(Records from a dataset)

★ ★ ★

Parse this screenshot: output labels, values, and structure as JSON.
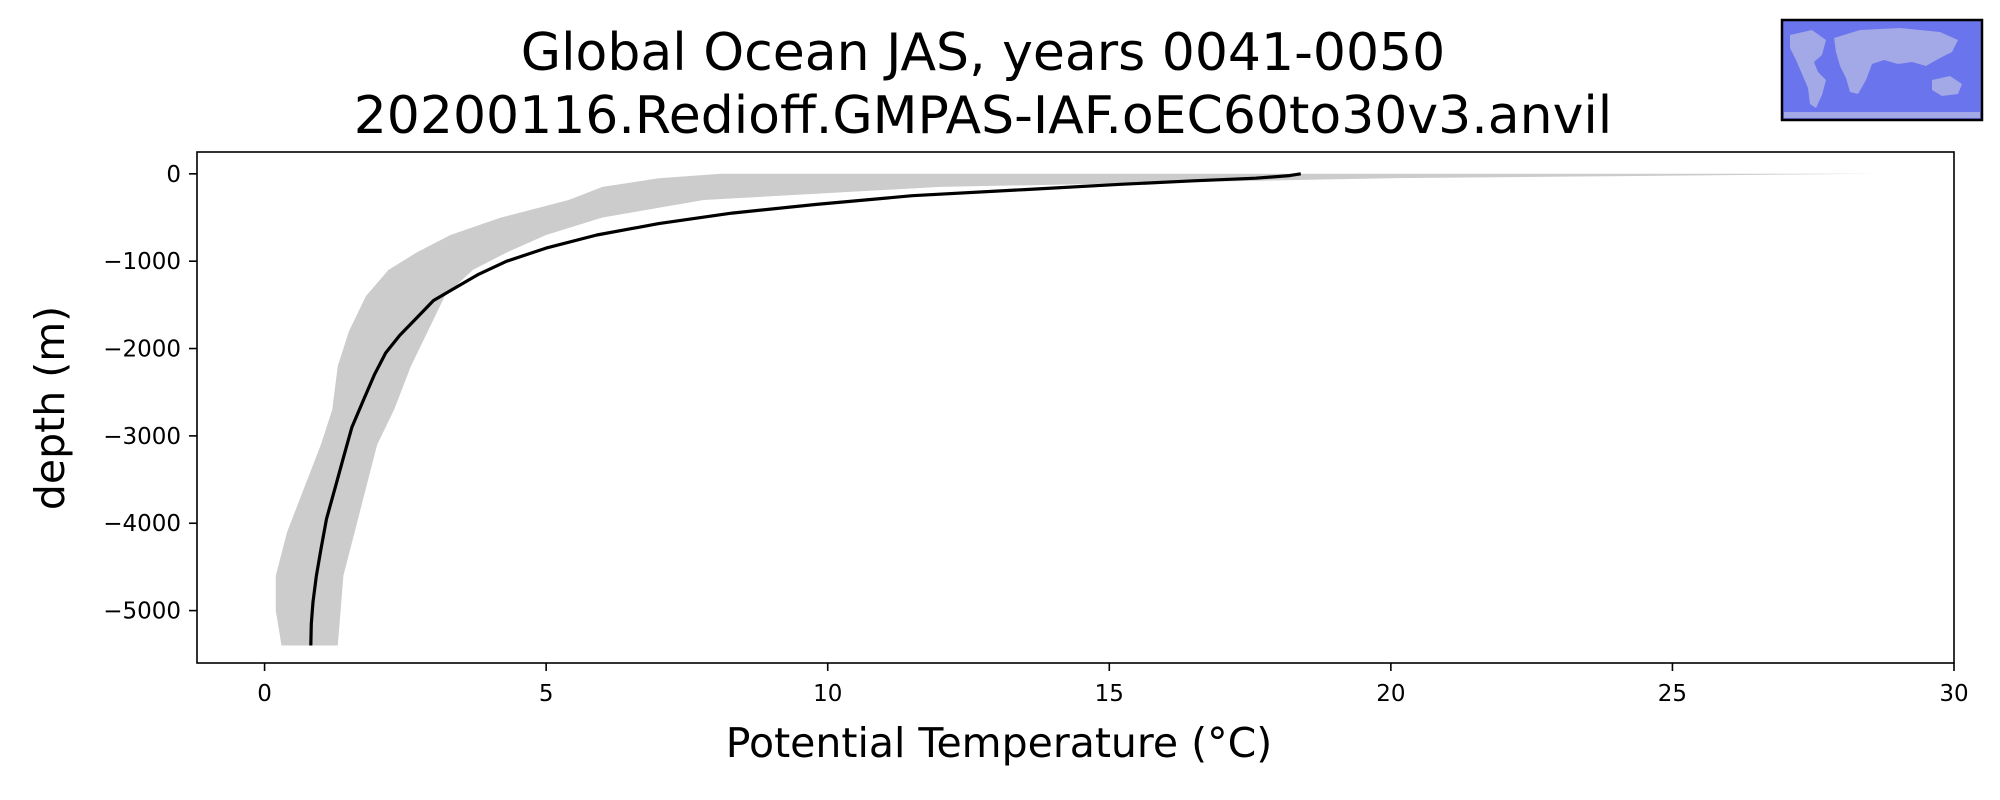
{
  "chart_data": {
    "type": "line",
    "title": "Global Ocean JAS, years 0041-0050",
    "subtitle": "20200116.Redioff.GMPAS-IAF.oEC60to30v3.anvil",
    "xlabel": "Potential Temperature (°C)",
    "ylabel": "depth (m)",
    "xlim": [
      -1.2,
      30
    ],
    "ylim": [
      -5600,
      250
    ],
    "xticks": [
      0,
      5,
      10,
      15,
      20,
      25,
      30
    ],
    "yticks": [
      0,
      -1000,
      -2000,
      -3000,
      -4000,
      -5000
    ],
    "grid": false,
    "legend": "none",
    "inset": "world-map",
    "colors": {
      "line": "#000000",
      "band": "#cccccc",
      "map_ocean": "#6a74ec",
      "map_land": "#a3a8e6",
      "frame": "#000000"
    },
    "series": [
      {
        "style": "line",
        "x": [
          18.4,
          18.2,
          17.6,
          16.5,
          15.2,
          13.5,
          11.5,
          9.8,
          8.3,
          7.0,
          5.9,
          5.0,
          4.3,
          3.8,
          3.4,
          3.0,
          2.7,
          2.4,
          2.15,
          1.95,
          1.75,
          1.55,
          1.4,
          1.25,
          1.1,
          1.0,
          0.92,
          0.86,
          0.83,
          0.82
        ],
        "y": [
          0,
          -20,
          -50,
          -80,
          -120,
          -180,
          -250,
          -350,
          -450,
          -570,
          -700,
          -850,
          -1000,
          -1150,
          -1300,
          -1450,
          -1650,
          -1850,
          -2050,
          -2300,
          -2600,
          -2900,
          -3250,
          -3600,
          -3950,
          -4300,
          -4600,
          -4900,
          -5150,
          -5400
        ]
      },
      {
        "style": "band",
        "x_low": [
          8.1,
          7.0,
          6.0,
          5.4,
          4.2,
          3.3,
          2.7,
          2.2,
          1.8,
          1.5,
          1.3,
          1.2,
          1.0,
          0.7,
          0.4,
          0.2,
          0.2,
          0.3
        ],
        "x_high": [
          28.6,
          20.0,
          12.0,
          7.8,
          6.0,
          5.0,
          4.3,
          3.7,
          3.2,
          2.9,
          2.6,
          2.3,
          2.0,
          1.8,
          1.6,
          1.4,
          1.35,
          1.3
        ],
        "y": [
          0,
          -50,
          -150,
          -300,
          -500,
          -700,
          -900,
          -1100,
          -1400,
          -1800,
          -2200,
          -2700,
          -3100,
          -3600,
          -4100,
          -4600,
          -5000,
          -5400
        ]
      }
    ]
  }
}
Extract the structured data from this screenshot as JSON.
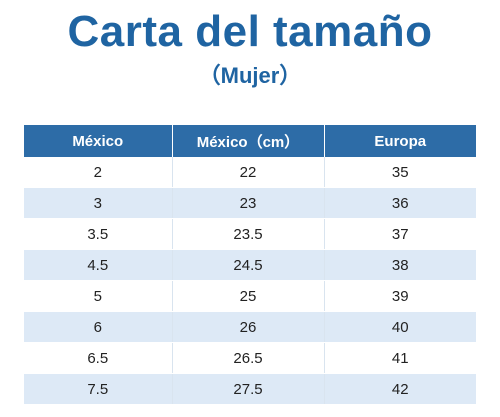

★ ★ ★

§ **SET PROBLEM**
Pull out every line of the entries that includes the word "screenshot".

§ **SOLUTION TO THIS EXERCISE**
Parse this screenshot: output labels, values, and structure as JSON.
Extract the structured data from this screenshot as JSON.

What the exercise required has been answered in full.